* **What you are asked to do**:
Each line that contains the string "Surface" counts once; report how many such lines appear in the data, as a number only.

(Figure collection entries)
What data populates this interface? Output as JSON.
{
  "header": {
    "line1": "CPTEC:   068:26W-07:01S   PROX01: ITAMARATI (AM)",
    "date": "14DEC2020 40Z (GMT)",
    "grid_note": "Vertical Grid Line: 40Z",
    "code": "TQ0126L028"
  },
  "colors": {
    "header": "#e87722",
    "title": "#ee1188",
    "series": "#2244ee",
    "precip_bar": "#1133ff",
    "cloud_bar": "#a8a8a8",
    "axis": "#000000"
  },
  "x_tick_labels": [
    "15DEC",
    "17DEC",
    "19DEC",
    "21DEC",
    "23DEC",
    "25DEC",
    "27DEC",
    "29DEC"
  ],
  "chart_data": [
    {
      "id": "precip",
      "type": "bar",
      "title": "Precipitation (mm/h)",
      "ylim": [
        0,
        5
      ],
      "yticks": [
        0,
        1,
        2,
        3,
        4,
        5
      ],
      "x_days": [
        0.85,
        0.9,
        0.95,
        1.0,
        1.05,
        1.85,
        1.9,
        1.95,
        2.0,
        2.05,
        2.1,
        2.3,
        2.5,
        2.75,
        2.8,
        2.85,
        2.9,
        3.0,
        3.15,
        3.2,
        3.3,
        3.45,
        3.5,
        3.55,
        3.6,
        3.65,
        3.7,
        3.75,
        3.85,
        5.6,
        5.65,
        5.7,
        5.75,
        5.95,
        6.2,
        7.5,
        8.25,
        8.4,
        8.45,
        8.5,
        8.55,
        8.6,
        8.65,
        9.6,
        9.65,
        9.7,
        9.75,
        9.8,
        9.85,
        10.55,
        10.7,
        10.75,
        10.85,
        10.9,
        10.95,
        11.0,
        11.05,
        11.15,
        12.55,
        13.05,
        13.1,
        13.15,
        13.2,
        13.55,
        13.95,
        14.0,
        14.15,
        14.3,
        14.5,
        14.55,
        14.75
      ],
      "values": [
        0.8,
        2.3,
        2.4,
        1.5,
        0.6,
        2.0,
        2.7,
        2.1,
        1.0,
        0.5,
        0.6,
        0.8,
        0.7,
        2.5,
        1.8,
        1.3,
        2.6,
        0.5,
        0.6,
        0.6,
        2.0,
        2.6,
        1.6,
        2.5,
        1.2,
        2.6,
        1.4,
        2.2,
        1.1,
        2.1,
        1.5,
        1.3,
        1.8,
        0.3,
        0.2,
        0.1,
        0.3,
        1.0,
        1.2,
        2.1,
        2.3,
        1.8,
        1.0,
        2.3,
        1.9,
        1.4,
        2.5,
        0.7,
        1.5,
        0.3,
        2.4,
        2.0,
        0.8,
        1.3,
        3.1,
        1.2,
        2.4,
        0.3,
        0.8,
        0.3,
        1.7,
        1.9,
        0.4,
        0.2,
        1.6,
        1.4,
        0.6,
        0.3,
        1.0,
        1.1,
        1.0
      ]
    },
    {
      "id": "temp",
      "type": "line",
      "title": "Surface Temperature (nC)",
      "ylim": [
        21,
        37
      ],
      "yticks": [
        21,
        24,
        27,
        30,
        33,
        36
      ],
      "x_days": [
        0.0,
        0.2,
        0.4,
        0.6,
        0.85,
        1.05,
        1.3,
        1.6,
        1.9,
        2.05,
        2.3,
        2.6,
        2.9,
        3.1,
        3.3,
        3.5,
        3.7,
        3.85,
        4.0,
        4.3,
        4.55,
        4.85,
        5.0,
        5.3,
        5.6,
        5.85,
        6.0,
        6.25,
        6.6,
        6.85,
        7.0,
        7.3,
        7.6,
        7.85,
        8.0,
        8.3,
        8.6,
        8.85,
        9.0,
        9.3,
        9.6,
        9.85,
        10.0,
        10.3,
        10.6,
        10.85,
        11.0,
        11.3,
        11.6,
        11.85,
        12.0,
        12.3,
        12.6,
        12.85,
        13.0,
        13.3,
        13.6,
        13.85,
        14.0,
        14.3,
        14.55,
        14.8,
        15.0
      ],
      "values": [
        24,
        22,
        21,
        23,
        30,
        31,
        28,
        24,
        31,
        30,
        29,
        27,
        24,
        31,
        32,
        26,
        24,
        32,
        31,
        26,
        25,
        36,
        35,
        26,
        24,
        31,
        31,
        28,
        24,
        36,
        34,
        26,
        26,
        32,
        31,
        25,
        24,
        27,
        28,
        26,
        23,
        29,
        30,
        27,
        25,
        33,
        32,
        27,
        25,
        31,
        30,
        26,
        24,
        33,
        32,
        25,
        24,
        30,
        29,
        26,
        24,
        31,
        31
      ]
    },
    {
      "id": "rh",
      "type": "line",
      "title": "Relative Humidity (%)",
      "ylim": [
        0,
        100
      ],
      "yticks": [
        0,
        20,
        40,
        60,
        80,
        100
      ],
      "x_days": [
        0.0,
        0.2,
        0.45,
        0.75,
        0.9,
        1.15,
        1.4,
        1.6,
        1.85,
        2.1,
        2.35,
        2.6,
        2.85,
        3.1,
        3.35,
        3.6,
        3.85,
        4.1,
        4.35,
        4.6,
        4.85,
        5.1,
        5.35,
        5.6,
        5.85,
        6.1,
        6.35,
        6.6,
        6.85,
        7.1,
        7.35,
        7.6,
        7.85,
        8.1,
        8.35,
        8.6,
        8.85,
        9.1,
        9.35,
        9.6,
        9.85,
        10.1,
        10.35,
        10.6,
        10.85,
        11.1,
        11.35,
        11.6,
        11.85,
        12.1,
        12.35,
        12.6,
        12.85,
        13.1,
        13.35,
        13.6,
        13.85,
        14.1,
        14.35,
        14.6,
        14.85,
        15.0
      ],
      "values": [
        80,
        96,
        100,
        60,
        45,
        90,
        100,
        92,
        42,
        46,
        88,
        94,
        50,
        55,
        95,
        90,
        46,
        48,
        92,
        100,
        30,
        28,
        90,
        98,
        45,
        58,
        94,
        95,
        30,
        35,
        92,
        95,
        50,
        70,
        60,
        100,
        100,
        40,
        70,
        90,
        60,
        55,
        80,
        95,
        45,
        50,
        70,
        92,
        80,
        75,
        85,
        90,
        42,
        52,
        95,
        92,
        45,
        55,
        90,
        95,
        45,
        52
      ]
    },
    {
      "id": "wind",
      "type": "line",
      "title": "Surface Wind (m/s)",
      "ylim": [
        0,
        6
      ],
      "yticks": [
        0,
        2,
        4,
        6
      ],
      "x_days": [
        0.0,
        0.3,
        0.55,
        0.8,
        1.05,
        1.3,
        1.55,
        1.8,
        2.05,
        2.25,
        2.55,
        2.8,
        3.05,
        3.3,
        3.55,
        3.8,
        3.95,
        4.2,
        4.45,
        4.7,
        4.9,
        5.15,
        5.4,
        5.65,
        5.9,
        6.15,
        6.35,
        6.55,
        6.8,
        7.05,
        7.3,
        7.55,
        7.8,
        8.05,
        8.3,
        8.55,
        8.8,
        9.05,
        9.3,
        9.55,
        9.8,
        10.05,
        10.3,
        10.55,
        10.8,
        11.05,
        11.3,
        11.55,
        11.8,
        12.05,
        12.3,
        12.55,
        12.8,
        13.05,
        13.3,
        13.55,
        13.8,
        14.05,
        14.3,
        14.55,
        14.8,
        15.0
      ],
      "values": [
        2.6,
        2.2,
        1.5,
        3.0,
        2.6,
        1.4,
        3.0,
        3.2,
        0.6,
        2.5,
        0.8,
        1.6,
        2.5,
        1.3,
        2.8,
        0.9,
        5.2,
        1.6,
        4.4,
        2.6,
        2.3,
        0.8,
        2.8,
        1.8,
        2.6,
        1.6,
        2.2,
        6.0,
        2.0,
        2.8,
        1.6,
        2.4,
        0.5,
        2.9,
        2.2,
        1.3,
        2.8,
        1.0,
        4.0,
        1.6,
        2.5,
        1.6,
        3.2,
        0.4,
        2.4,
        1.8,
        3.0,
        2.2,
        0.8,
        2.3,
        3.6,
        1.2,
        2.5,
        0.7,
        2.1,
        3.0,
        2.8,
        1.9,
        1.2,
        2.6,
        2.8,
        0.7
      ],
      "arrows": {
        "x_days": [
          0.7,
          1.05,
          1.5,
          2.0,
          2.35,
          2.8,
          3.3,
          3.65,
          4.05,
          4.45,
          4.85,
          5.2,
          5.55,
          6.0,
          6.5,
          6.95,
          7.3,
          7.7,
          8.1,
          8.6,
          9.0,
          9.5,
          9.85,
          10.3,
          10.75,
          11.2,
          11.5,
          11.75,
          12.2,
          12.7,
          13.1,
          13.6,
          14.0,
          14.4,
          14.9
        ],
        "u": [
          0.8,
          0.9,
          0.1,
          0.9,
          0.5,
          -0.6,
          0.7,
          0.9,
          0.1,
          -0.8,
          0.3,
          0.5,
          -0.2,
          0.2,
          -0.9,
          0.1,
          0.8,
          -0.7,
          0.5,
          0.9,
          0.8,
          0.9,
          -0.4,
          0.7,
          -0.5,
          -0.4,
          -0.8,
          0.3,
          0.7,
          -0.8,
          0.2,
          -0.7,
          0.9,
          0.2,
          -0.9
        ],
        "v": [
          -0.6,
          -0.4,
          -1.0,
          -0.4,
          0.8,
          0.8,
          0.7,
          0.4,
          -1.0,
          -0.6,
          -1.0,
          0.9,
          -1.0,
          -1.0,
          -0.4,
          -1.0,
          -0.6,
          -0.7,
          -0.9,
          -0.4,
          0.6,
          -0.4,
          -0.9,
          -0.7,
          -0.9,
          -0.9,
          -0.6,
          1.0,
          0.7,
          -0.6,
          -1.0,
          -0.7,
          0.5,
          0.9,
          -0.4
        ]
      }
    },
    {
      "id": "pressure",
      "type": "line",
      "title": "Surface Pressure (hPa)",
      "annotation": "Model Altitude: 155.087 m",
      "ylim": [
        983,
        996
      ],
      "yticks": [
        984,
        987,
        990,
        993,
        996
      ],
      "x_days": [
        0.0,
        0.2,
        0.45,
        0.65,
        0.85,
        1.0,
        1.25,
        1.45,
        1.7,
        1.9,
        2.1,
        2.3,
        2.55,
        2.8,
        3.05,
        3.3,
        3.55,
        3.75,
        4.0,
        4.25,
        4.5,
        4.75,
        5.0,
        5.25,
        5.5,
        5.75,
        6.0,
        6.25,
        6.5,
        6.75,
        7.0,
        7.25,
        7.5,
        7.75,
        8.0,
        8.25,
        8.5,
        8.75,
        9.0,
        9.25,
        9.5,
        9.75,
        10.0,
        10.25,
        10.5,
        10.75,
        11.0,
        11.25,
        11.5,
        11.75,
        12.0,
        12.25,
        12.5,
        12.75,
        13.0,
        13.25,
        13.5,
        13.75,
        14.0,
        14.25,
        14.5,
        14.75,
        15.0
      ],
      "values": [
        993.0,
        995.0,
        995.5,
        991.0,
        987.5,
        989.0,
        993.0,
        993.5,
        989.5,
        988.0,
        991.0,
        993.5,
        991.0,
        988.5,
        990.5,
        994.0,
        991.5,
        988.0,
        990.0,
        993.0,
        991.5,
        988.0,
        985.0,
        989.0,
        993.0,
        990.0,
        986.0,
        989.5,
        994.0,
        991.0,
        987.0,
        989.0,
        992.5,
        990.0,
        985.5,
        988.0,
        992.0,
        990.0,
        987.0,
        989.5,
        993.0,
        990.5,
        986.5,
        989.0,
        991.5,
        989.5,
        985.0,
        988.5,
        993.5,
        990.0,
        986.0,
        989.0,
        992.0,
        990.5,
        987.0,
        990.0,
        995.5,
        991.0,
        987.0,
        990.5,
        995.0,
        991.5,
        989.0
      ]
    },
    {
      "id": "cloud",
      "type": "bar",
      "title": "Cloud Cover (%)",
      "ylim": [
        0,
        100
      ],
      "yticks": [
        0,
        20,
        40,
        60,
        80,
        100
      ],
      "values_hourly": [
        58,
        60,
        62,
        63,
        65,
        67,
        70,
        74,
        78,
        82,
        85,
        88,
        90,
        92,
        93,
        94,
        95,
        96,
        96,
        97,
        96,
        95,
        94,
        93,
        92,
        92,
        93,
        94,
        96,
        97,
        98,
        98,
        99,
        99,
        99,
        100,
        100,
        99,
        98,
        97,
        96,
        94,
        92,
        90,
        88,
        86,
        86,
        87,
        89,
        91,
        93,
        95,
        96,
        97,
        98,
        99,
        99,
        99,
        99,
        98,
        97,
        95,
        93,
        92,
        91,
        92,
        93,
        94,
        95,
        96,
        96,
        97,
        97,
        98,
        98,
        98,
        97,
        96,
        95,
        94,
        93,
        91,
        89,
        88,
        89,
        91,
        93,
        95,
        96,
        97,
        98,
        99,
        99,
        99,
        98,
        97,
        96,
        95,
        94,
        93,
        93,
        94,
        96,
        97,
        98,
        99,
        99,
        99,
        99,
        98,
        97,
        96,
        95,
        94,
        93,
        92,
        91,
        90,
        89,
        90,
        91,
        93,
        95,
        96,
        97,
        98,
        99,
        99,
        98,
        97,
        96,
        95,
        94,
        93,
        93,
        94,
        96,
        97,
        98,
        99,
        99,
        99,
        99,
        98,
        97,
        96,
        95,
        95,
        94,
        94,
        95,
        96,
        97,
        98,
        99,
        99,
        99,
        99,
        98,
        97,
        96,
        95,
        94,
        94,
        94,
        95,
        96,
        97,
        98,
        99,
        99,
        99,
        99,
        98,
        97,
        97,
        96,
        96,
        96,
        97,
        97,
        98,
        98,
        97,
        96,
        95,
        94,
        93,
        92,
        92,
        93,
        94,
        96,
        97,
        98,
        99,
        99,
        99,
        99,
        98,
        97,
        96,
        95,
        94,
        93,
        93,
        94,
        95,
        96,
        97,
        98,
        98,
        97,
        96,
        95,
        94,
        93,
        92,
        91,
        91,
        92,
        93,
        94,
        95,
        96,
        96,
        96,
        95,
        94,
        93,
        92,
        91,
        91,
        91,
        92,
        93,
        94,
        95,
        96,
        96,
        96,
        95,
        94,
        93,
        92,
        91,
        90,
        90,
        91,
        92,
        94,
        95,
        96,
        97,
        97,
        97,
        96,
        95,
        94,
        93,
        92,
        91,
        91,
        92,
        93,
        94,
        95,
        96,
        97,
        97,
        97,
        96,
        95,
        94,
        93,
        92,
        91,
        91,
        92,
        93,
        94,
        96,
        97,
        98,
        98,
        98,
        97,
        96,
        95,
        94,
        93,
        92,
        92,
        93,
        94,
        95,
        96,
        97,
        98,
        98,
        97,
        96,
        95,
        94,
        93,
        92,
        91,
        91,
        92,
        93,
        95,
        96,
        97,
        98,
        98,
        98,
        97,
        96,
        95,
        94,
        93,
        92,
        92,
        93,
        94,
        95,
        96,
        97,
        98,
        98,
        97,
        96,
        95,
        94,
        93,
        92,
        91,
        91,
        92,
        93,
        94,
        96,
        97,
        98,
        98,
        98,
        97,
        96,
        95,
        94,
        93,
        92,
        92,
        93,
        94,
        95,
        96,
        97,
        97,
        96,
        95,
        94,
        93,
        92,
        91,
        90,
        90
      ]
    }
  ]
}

* **Task solution**:
3